■ To do
Every record should be repeated exactly, except that pictures are left out.

■ Excerpted records
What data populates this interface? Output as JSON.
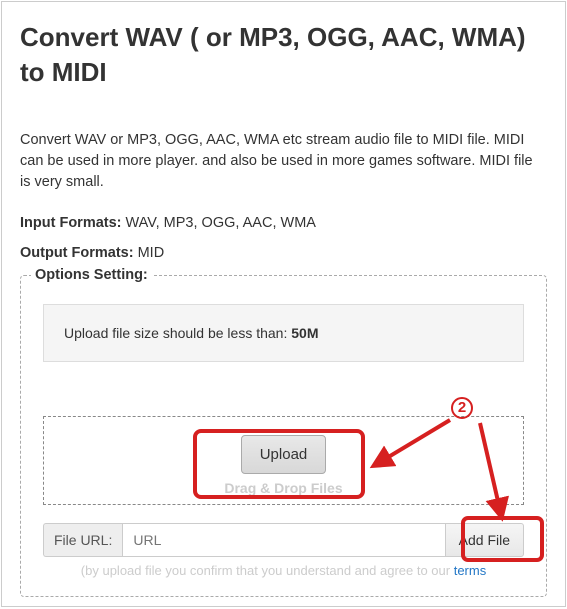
{
  "page": {
    "title": "Convert WAV ( or MP3, OGG, AAC, WMA) to MIDI",
    "description": "Convert WAV or MP3, OGG, AAC, WMA etc stream audio file to MIDI file. MIDI can be used in more player. and also be used in more games software. MIDI file is very small.",
    "input_formats_label": "Input Formats:",
    "input_formats_value": " WAV, MP3, OGG, AAC, WMA",
    "output_formats_label": "Output Formats:",
    "output_formats_value": " MID"
  },
  "options": {
    "title": "Options Setting:",
    "notice_prefix": "Upload file size should be less than: ",
    "notice_value": "50M",
    "upload_button": "Upload",
    "drop_text": "Drag & Drop Files",
    "url_label": "File URL:",
    "url_placeholder": "URL",
    "addfile_button": "Add File",
    "confirm_prefix": "(by upload file you confirm that you understand and agree to our ",
    "confirm_link": "terms"
  },
  "annotation": {
    "step": "2"
  }
}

■ The output
What data populates this interface? Output as JSON.
{
  "page": {
    "title": "Convert WAV ( or MP3, OGG, AAC, WMA) to MIDI",
    "description": "Convert WAV or MP3, OGG, AAC, WMA etc stream audio file to MIDI file. MIDI can be used in more player. and also be used in more games software. MIDI file is very small.",
    "input_formats_label": "Input Formats:",
    "input_formats_value": " WAV, MP3, OGG, AAC, WMA",
    "output_formats_label": "Output Formats:",
    "output_formats_value": " MID"
  },
  "options": {
    "title": "Options Setting:",
    "notice_prefix": "Upload file size should be less than: ",
    "notice_value": "50M",
    "upload_button": "Upload",
    "drop_text": "Drag & Drop Files",
    "url_label": "File URL:",
    "url_placeholder": "URL",
    "addfile_button": "Add File",
    "confirm_prefix": "(by upload file you confirm that you understand and agree to our ",
    "confirm_link": "terms"
  },
  "annotation": {
    "step": "2"
  }
}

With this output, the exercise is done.